### [Directions]
Gather the lines from the material that contain "pléthoriques".

-- START OF Recorded information --

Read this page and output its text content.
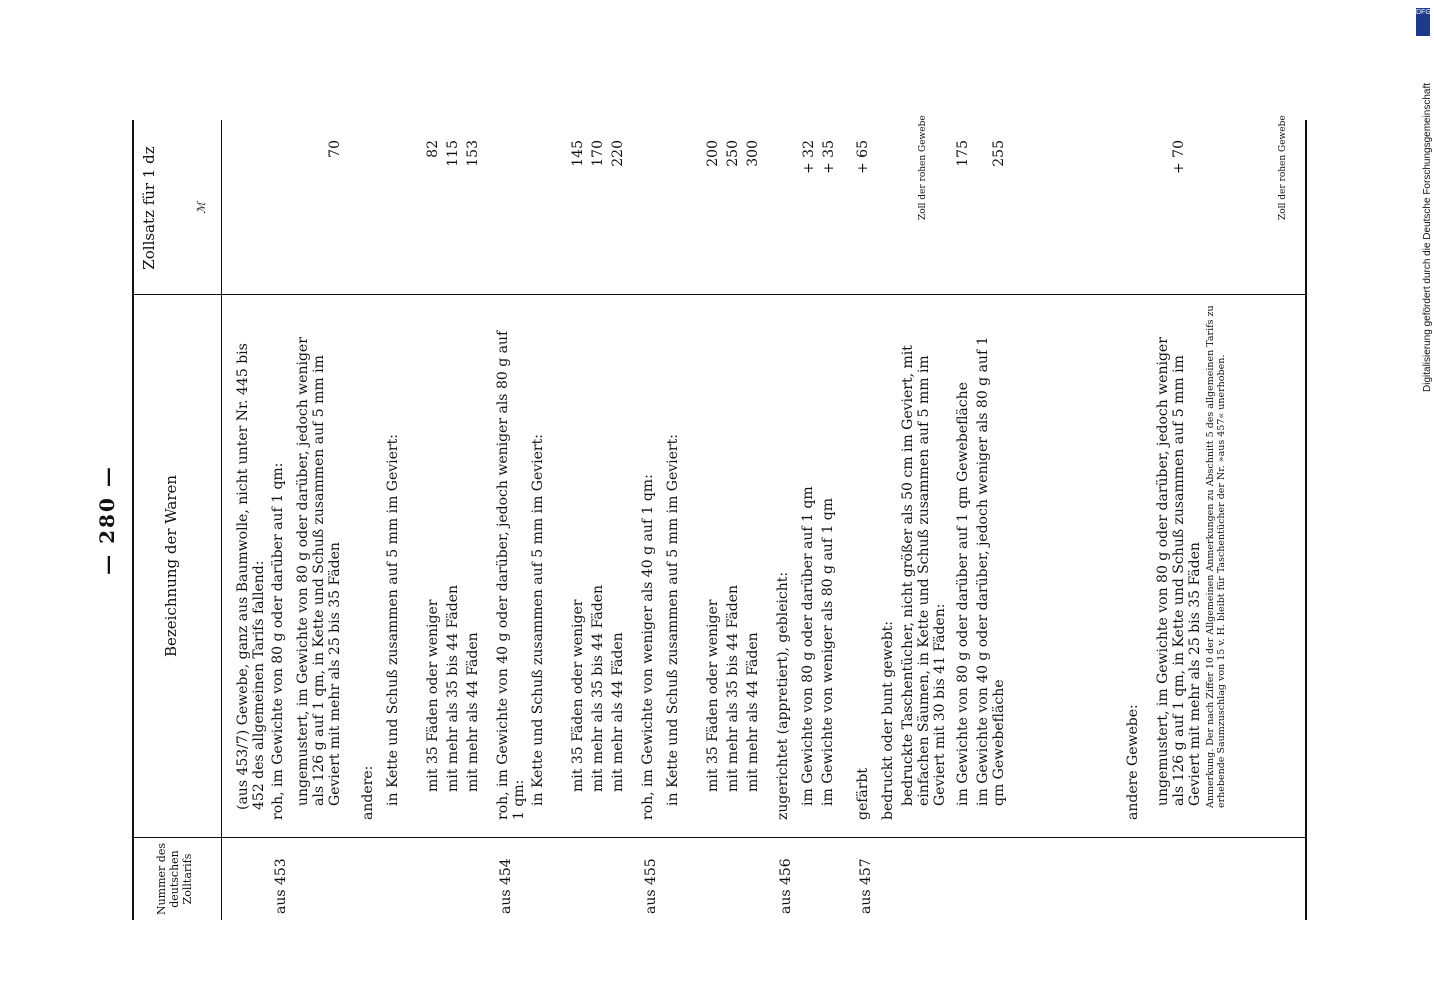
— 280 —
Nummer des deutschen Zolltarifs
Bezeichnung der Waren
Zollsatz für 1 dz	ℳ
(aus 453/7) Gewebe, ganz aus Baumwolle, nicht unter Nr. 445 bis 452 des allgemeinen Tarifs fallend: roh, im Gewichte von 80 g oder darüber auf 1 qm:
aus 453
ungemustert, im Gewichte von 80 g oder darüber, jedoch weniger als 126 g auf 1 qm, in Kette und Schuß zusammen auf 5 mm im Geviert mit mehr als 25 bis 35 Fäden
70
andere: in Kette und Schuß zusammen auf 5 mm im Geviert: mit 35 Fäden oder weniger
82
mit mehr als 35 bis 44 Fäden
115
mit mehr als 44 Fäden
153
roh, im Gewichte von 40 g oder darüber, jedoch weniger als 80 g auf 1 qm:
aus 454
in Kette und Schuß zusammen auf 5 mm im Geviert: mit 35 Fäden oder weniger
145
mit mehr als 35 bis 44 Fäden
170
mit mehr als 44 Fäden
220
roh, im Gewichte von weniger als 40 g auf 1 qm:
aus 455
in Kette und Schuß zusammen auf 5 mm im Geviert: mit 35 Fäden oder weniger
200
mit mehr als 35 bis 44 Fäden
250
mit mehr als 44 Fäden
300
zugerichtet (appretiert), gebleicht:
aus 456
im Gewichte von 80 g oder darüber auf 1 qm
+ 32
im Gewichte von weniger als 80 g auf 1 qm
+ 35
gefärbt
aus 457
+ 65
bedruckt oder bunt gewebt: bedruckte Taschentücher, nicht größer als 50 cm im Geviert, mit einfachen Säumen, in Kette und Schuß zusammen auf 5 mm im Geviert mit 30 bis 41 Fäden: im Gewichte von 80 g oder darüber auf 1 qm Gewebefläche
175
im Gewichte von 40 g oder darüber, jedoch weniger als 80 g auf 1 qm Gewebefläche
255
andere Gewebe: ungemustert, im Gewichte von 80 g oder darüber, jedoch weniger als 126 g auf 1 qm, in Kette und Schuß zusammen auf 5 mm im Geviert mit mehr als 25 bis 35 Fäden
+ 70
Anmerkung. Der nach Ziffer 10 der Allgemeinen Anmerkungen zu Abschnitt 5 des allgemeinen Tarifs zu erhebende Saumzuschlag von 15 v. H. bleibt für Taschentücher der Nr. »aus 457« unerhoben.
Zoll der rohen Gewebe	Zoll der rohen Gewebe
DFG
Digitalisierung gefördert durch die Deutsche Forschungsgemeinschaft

-- END OF Recorded information --
-- START OF Recorded information --

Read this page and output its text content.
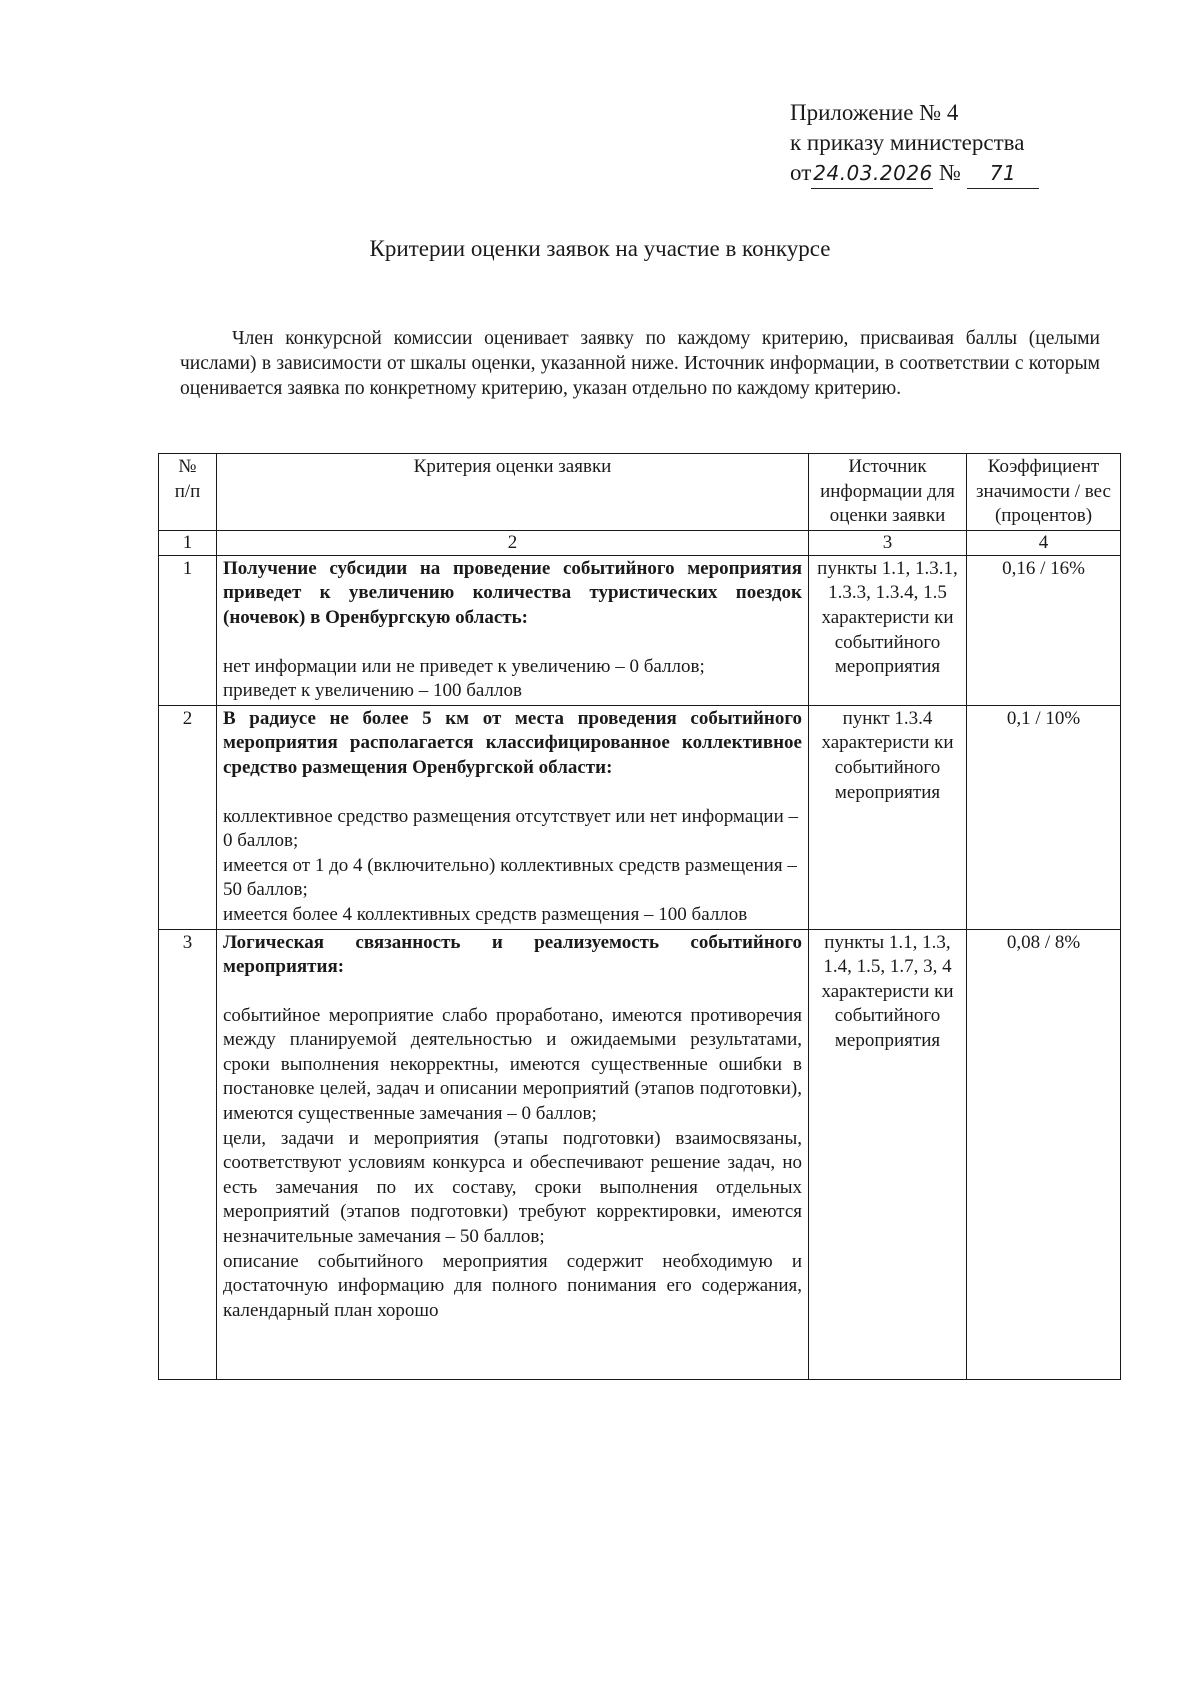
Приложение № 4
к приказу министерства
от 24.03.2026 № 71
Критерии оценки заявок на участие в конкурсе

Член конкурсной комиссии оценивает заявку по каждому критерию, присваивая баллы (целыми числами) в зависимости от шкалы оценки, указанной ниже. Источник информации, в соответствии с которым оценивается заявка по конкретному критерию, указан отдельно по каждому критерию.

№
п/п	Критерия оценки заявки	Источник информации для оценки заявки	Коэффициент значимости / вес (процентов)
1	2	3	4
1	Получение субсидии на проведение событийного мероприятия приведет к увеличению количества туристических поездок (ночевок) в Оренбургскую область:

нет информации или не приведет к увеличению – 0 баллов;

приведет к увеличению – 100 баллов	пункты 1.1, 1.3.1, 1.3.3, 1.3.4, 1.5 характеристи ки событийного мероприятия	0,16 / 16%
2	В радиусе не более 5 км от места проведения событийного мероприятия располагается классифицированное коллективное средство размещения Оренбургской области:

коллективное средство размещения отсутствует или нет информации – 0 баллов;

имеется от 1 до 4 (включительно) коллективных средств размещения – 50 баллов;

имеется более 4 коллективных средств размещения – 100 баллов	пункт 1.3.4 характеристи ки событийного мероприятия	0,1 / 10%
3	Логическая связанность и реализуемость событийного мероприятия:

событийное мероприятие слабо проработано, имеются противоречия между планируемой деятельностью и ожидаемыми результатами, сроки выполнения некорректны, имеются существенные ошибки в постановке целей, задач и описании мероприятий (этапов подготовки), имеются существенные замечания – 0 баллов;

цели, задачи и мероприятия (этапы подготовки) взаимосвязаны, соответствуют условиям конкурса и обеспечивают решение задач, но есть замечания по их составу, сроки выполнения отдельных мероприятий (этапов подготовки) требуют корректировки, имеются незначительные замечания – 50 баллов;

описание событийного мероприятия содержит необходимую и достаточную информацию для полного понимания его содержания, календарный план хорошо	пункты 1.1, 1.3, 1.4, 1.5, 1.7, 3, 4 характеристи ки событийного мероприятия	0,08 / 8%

-- END OF Recorded information --
-- START OF Recorded information --

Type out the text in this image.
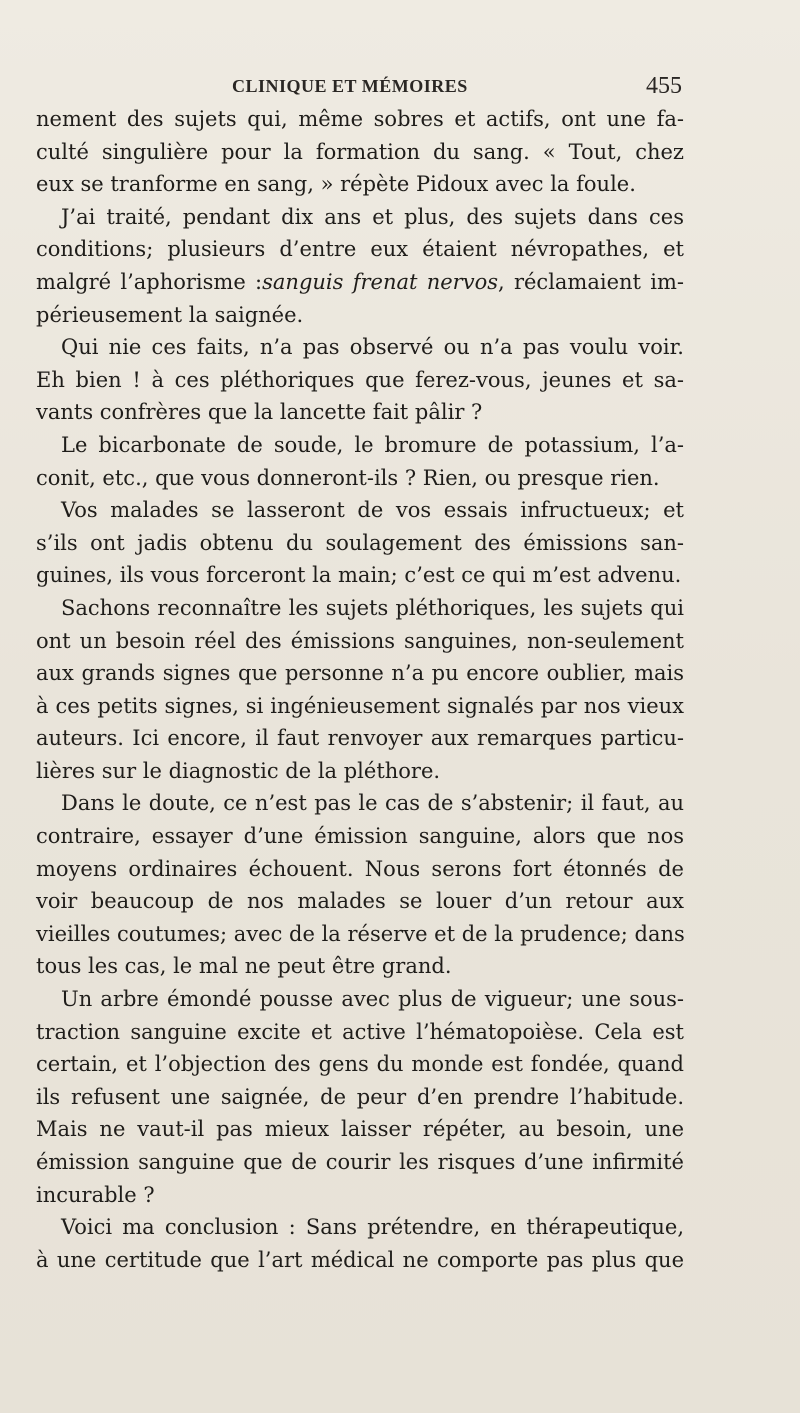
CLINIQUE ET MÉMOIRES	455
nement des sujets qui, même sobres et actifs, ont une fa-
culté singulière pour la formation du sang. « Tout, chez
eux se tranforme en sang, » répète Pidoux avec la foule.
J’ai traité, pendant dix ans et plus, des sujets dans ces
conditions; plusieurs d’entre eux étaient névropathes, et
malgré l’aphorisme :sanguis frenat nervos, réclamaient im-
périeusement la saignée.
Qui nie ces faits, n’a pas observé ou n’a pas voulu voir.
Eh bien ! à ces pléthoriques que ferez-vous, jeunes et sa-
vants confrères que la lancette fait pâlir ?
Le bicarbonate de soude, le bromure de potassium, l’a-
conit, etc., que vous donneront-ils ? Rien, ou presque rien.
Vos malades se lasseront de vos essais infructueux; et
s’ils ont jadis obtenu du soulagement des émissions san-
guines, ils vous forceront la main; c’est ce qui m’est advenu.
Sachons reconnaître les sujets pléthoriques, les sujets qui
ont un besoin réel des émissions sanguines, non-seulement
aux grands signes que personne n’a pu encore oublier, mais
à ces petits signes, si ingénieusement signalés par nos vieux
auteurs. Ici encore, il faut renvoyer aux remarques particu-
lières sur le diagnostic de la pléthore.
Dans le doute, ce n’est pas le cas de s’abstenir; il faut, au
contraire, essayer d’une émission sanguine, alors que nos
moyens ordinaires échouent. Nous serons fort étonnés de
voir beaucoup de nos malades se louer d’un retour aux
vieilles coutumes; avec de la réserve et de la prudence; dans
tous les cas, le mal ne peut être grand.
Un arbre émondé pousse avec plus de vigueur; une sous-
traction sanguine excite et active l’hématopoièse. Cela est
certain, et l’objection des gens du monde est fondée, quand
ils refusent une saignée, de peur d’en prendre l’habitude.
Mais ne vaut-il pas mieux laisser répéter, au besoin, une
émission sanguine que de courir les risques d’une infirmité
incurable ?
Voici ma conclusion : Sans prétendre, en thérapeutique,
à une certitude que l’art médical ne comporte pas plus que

-- END OF Recorded information --

### [Response to the exercise]
Eh bien ! à ces pléthoriques que ferez-vous, jeunes et sa-
Sachons reconnaître les sujets pléthoriques, les sujets qui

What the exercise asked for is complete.